Entries from a page text collection
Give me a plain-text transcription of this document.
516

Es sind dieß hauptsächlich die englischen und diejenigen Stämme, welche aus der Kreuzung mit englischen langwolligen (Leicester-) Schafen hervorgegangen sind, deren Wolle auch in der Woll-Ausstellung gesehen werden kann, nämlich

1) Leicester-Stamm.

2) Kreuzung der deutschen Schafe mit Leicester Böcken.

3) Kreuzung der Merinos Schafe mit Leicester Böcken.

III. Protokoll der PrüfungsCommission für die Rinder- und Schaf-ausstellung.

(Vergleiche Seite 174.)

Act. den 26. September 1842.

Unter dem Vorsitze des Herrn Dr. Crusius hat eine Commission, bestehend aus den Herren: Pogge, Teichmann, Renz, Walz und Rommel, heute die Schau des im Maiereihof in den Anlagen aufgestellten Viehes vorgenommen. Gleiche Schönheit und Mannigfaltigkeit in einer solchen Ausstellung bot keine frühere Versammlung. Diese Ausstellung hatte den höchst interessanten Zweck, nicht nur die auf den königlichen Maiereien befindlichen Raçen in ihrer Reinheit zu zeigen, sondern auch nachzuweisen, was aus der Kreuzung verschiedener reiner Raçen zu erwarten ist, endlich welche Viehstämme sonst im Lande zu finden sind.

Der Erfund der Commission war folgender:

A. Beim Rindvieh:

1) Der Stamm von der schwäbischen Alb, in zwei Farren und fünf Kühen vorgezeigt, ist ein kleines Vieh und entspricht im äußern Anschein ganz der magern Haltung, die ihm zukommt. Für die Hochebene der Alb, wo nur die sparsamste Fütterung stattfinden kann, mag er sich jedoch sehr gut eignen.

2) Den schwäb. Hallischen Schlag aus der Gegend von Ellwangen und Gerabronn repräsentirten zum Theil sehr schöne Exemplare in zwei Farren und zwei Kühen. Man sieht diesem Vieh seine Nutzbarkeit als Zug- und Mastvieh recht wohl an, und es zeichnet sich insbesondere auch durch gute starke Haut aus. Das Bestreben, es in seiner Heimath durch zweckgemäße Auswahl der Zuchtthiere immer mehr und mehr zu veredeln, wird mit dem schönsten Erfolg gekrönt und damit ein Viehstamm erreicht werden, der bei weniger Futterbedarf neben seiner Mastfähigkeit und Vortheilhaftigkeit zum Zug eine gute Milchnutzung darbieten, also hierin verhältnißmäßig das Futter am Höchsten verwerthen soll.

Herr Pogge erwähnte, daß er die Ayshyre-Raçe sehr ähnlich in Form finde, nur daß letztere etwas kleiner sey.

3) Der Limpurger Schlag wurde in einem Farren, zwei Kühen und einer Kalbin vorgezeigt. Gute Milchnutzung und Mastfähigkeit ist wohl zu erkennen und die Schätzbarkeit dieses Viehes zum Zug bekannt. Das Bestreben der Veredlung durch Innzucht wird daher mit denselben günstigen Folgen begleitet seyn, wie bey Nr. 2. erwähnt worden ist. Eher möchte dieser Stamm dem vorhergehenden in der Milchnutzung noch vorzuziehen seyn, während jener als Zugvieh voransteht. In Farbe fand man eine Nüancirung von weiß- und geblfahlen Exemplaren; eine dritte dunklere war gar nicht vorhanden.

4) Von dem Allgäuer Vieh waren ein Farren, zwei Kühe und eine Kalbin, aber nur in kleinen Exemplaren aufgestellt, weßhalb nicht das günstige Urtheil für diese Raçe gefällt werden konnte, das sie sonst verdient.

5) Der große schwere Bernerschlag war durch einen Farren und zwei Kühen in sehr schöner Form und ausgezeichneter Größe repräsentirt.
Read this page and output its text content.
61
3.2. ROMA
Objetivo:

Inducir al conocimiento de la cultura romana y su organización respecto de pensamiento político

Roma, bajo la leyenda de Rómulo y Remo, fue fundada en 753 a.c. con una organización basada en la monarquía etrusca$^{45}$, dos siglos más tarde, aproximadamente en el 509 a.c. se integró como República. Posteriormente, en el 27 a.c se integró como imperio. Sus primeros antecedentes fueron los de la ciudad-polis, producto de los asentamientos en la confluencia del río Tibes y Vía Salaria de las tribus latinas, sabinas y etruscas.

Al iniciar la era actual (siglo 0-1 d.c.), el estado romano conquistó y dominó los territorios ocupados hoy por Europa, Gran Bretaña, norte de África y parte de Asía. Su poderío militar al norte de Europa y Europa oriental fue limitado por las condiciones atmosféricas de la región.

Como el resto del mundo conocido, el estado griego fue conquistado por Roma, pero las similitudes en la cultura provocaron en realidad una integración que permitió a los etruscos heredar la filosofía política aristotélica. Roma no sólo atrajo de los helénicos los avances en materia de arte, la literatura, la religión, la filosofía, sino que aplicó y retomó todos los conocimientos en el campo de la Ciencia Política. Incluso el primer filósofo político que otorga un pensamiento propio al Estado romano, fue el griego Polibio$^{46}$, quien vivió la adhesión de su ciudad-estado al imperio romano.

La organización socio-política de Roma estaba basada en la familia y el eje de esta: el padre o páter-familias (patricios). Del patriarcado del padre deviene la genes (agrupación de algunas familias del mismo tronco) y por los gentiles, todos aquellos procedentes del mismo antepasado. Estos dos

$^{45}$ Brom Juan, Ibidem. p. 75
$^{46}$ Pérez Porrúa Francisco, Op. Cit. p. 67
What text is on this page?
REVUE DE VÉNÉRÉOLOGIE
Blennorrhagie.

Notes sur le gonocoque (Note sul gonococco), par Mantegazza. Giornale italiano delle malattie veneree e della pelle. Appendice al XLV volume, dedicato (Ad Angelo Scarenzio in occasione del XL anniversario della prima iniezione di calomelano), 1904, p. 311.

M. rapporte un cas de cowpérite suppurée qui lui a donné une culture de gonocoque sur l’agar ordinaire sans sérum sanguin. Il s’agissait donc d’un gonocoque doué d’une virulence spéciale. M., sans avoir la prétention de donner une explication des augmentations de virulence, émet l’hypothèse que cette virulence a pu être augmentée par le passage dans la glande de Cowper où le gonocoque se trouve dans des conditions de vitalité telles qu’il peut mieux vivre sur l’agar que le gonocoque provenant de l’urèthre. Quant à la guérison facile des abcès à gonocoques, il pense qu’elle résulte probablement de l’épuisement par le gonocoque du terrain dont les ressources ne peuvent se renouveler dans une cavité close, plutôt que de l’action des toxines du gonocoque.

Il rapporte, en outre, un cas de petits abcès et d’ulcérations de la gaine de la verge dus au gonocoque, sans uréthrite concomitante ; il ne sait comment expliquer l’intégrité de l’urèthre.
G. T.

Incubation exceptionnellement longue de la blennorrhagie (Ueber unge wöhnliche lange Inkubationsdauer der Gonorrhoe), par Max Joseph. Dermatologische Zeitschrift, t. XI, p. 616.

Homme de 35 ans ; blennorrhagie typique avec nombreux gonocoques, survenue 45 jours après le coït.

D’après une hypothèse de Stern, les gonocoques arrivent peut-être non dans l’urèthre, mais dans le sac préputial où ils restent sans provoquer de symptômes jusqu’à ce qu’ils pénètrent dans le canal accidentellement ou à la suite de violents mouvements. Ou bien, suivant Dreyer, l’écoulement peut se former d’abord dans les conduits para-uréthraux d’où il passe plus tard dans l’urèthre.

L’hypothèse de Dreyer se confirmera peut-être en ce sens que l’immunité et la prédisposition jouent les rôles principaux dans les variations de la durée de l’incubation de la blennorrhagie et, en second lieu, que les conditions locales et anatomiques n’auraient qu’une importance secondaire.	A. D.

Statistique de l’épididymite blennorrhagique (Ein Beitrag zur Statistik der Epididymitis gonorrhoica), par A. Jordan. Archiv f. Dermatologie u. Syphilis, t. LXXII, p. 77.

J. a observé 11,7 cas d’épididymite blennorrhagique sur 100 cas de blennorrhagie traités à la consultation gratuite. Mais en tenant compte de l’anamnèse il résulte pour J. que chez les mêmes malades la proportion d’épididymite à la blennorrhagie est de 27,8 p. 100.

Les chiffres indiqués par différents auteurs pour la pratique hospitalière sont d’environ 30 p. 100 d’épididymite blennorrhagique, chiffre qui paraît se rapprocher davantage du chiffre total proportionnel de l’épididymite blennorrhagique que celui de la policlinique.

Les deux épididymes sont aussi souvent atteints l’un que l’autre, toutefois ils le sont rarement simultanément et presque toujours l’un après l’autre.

What you will do
For each line above that carries the word "this", copy it out.

Finished exercise
Give me a plain-text transcription of this document.
Read this page and output its text content.
What text is on this page?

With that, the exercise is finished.